WHAT IS REQUIRED ->
Each line holding the word "color" counts once; give the total and nothing more.

═══ RECORDS FOR PROCESSING ═══

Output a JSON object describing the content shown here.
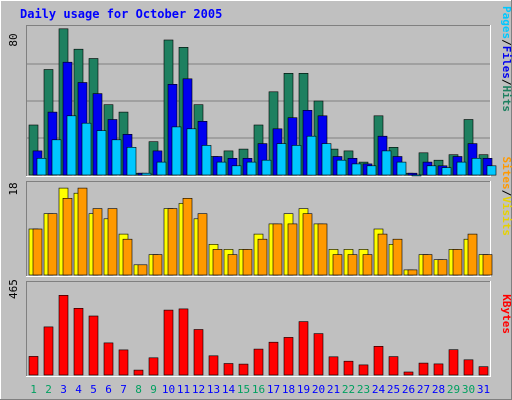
{
  "chart_data": {
    "type": "bar",
    "title": "Daily usage for October 2005",
    "days": [
      "1",
      "2",
      "3",
      "4",
      "5",
      "6",
      "7",
      "8",
      "9",
      "10",
      "11",
      "12",
      "13",
      "14",
      "15",
      "16",
      "17",
      "18",
      "19",
      "20",
      "21",
      "22",
      "23",
      "24",
      "25",
      "26",
      "27",
      "28",
      "29",
      "30",
      "31"
    ],
    "weekend_days": [
      "1",
      "2",
      "8",
      "9",
      "15",
      "16",
      "22",
      "23",
      "29",
      "30"
    ],
    "panels": [
      {
        "id": "hits",
        "ymax": 80,
        "ymax_label": "80",
        "legend": [
          "Pages",
          "Files",
          "Hits"
        ],
        "series": [
          {
            "name": "Hits",
            "color": "#1e8060",
            "values": [
              27,
              57,
              79,
              68,
              63,
              38,
              34,
              1,
              18,
              73,
              69,
              38,
              10,
              13,
              14,
              27,
              45,
              55,
              55,
              40,
              14,
              13,
              7,
              32,
              15,
              1,
              12,
              8,
              11,
              30,
              11
            ]
          },
          {
            "name": "Files",
            "color": "#0000f0",
            "values": [
              13,
              34,
              61,
              50,
              44,
              30,
              22,
              1,
              13,
              49,
              52,
              29,
              10,
              9,
              9,
              17,
              25,
              31,
              35,
              32,
              10,
              9,
              6,
              21,
              10,
              1,
              7,
              5,
              10,
              17,
              9
            ]
          },
          {
            "name": "Pages",
            "color": "#00c8ff",
            "values": [
              9,
              19,
              32,
              28,
              24,
              19,
              15,
              1,
              7,
              26,
              25,
              16,
              7,
              5,
              7,
              8,
              17,
              16,
              21,
              17,
              8,
              6,
              5,
              13,
              7,
              0,
              5,
              4,
              7,
              9,
              5
            ]
          }
        ]
      },
      {
        "id": "visits",
        "ymax": 18,
        "ymax_label": "18",
        "legend": [
          "Sites",
          "Visits"
        ],
        "series": [
          {
            "name": "Visits",
            "color": "#ffff00",
            "values": [
              9,
              12,
              17,
              16,
              12,
              11,
              8,
              2,
              4,
              13,
              14,
              11,
              6,
              5,
              5,
              8,
              10,
              12,
              13,
              10,
              5,
              5,
              5,
              9,
              6,
              1,
              4,
              3,
              5,
              7,
              4
            ]
          },
          {
            "name": "Sites",
            "color": "#ff9900",
            "values": [
              9,
              12,
              15,
              17,
              13,
              13,
              7,
              2,
              4,
              13,
              15,
              12,
              5,
              4,
              5,
              7,
              10,
              10,
              12,
              10,
              4,
              4,
              4,
              8,
              7,
              1,
              4,
              3,
              5,
              8,
              4
            ]
          }
        ]
      },
      {
        "id": "kbytes",
        "ymax": 465,
        "ymax_label": "465",
        "legend": [
          "KBytes"
        ],
        "series": [
          {
            "name": "KBytes",
            "color": "#ff0000",
            "values": [
              94,
              243,
              403,
              337,
              298,
              162,
              127,
              25,
              87,
              328,
              334,
              230,
              97,
              58,
              55,
              131,
              166,
              190,
              270,
              209,
              92,
              70,
              51,
              145,
              93,
              15,
              60,
              56,
              128,
              77,
              42
            ]
          }
        ]
      }
    ]
  }
}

═══

RESPONSE FOR THIS EXERCISE ->
6